> [СТРАНИЦА]

"""

Коммунистический постскриптум
Шрифт:
Это обстоятельство позволяет лучше понять генеалогию критики логоцентризма и господства холодного рационализма, которая сегодня позиционируется как левая критика институций капиталистического общества. Вначале это была «антитоталитарная» критика, направленная против врагов Запада, против Советского Союза. Но со временем она все чаще использовалась против институций западного мира, которые, в свою очередь, стали восприниматься как холодные, рационалистические и бесчеловечные, то есть в некотором смысле «тоталитарные». Следовательно, первоначально этот дискурс был критикой советского коммунизма, которая со временем преобразовалась в самокритику Запада. Антикоммунистическая генеалогия этого дискурса, в основном, забыта или, лучше сказать, вытеснена. Но, несмотря на это, она имеет решающее значение для функционирования дискурса о желании, ведь любое общество готово принять критику, которая однажды уже продемонстрировала свою эффективность в борьбе с его врагами. В этом отношении чрезвычайно характерна эволюция, проделанная фигурой Большого Брата. Она была придумана Оруэллом в качестве пародии на советскую политическую систему, но со временем стала функционировать как обозначение любого государственного контроля. А поскольку технические возможности для осуществления такого контроля лучше всего развиты на Западе, то в наши дни эта фигура обычно используется в качестве характеристики аппаратов власти, поддерживающих иллюзию безопасности у жителей западных стран.

"""

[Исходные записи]

"""

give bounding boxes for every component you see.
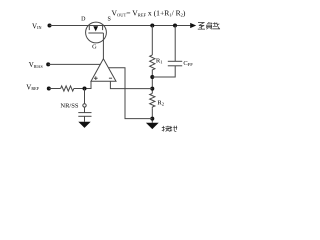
junction dot R1-CFF bbox=[150, 75, 154, 79]
label jie-di (ground) bbox=[162, 126, 177, 132]
junction dot FB bbox=[150, 87, 154, 91]
transistor Q1 drain tick bbox=[88, 26, 90, 31]
wire capacitor to ground bbox=[84, 116, 86, 122]
capacitor Css top plate bbox=[78, 112, 91, 114]
transistor Q1 body arrow bbox=[93, 26, 98, 31]
ground symbol right bbox=[146, 123, 159, 129]
transistor Q1 source tick bbox=[102, 26, 104, 31]
output arrowhead to load bbox=[190, 23, 196, 28]
svg-text:NR/SS: NR/SS bbox=[60, 103, 78, 110]
wire VREF to resistor bbox=[49, 88, 61, 90]
capacitor CFF bottom plate bbox=[168, 65, 182, 67]
wire op-amp ground pin to ground rail bbox=[109, 68, 153, 119]
junction dot R2-ground bbox=[150, 117, 154, 121]
char jie bbox=[162, 126, 171, 132]
char di bbox=[170, 126, 178, 132]
wire op-amp minus input to FB node bbox=[110, 81, 152, 88]
wire R1 to node FB bbox=[151, 72, 153, 93]
op-amp U1 error amplifier bbox=[91, 59, 116, 82]
transistor Q1 pass PMOS circle bbox=[86, 22, 107, 43]
wire op-amp output to gate bbox=[102, 33, 104, 59]
wire VIN to output rail bbox=[50, 25, 191, 27]
svg-text:VREF: VREF bbox=[26, 83, 39, 91]
svg-text:VOUT= VREF x (1+R1/ R2): VOUT= VREF x (1+R1/ R2) bbox=[112, 8, 186, 17]
wire NR/SS branch upper bbox=[84, 89, 86, 104]
label zhi-fu-zai (to load) bbox=[198, 22, 220, 29]
resistor R1 bbox=[150, 55, 155, 72]
resistor Rref series bbox=[61, 86, 74, 91]
capacitor Css bottom plate bbox=[78, 115, 91, 117]
node NR/SS open terminal bbox=[83, 104, 86, 107]
svg-text:VIN: VIN bbox=[32, 22, 41, 30]
char zhi bbox=[198, 23, 205, 30]
wire rail down to R1 bbox=[151, 26, 153, 56]
svg-text:D: D bbox=[81, 16, 86, 22]
node VBIAS terminal dot bbox=[46, 62, 50, 66]
node VIN terminal dot bbox=[48, 24, 52, 28]
svg-text:R1: R1 bbox=[156, 58, 163, 65]
char fu bbox=[207, 22, 212, 29]
svg-text:CFF: CFF bbox=[183, 60, 193, 67]
wire VBIAS to op-amp bbox=[48, 63, 100, 65]
ground symbol left bbox=[78, 122, 90, 128]
svg-text:G: G bbox=[92, 44, 97, 51]
svg-text:VBIAS: VBIAS bbox=[29, 61, 43, 69]
junction dot rail-CFF bbox=[173, 24, 177, 28]
wire CFF bottom to R1-CFF junction bbox=[152, 66, 175, 77]
char zai bbox=[212, 22, 220, 29]
wire rail down to CFF bbox=[174, 26, 176, 62]
svg-text:S: S bbox=[108, 16, 111, 22]
wire resistor to op-amp plus input bbox=[74, 81, 91, 88]
wire NR/SS to capacitor bbox=[84, 107, 86, 113]
capacitor CFF top plate bbox=[168, 60, 182, 62]
op-amp plus sign bbox=[94, 76, 98, 80]
transistor Q1 gate plate bbox=[88, 32, 103, 34]
wire R2 to ground node bbox=[151, 109, 153, 123]
junction dot rail-R1 bbox=[150, 24, 154, 28]
svg-text:R2: R2 bbox=[157, 99, 164, 106]
op-amp minus sign bbox=[109, 77, 112, 79]
resistor R2 bbox=[150, 93, 155, 108]
junction dot NR/SS tap bbox=[83, 87, 87, 91]
node VREF terminal dot bbox=[47, 87, 51, 91]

"""

> [ЗАДАНИЕ 1] Объясните по фрагменту о критике рационализма в одном–трех предложениях, почему фигура Большого Брата сегодня обычно служит характеристикой аппаратов власти западных стран.
> [ЗАДАНИЕ 2] Допишите фрагмент о критике рационализма, начав сразу после его последнего предложения.
Эти записи получены из другого источника.

> [ПИСЬМЕННЫЙ ОТВЕТ 1] Технические возможности для осуществления государственного контроля лучше всего развиты на Западе. Фигура, придуманная Оруэллом как пародия на советскую политическую систему, со временем стала обозначать любой государственный контроль. Поэтому теперь ею характеризуют аппараты власти, поддерживающие иллюзию безопасности у жителей западных стран.

> [ПИСЬМЕННЫЙ ОТВЕТ 2]
Удивительную, исторически уникальную гомогенность господствующего в настоящее время западного критического дискурса, меняющего только свое направление, но ни в коем случае не внутреннюю природу, невозможно объяснить одним лишь идеологическим давлением, под которым оказалось западное общество в годы холодной войны. В значительной степени эта гомогенность связана с тем, что критический дискурс сам циркулирует как товар на медиальном рынке. Он приобрел функцию стандартизированной софистической речи, которая может служить обоснованием любой политической стратегии. В самом деле, где тот мир, в котором тело не подавляется? Где человек не получает травм? Где субъектом не владеют противоречивые желания? Где машины не грозят поработить человека? Это происходит везде и всюду. Стало быть, покупательский спрос на подобную критику потенциально бесконечен. Но, кроме того, дискурс о желании и сам по себе прекрасно приспособлен для рынка, так как представляет собой промежуточную стадию на пути успешной коммерциализации различных религий, идеологий и наук. Как только некая идеология или религия перестает говорить о «духе» и переводит свои ветхие абстракции на язык желания, она тут же становится приемлемой для рынка. В каком-то смысле уже диалектический материализм был шагом в этом направлении. Но важнейшую роль здесь сыграл Александр Кожев. В своем знаменитом семинаре, посвященном гегелевской «Феноменологии духа» и проводившемся в Париже в 1933–1939 годах, он преобразовал историю гегелевского абсолютного духа в историю желания (d'esir) – противоречивого желания, предметом которого является желание другого. Влияние этого семинара заметнее всего у Лакана и Батая, которые входили в круг ближайших учеников Кожева, причем Батай особенно далеко продвинулся на пути теоретической экономизации желания. Сам Кожев, как известно, предпочел заняться практическим решением этой проблемы и после войны, которая прервала его семинар, перешел к непосредственной разработке европейской экономической политики.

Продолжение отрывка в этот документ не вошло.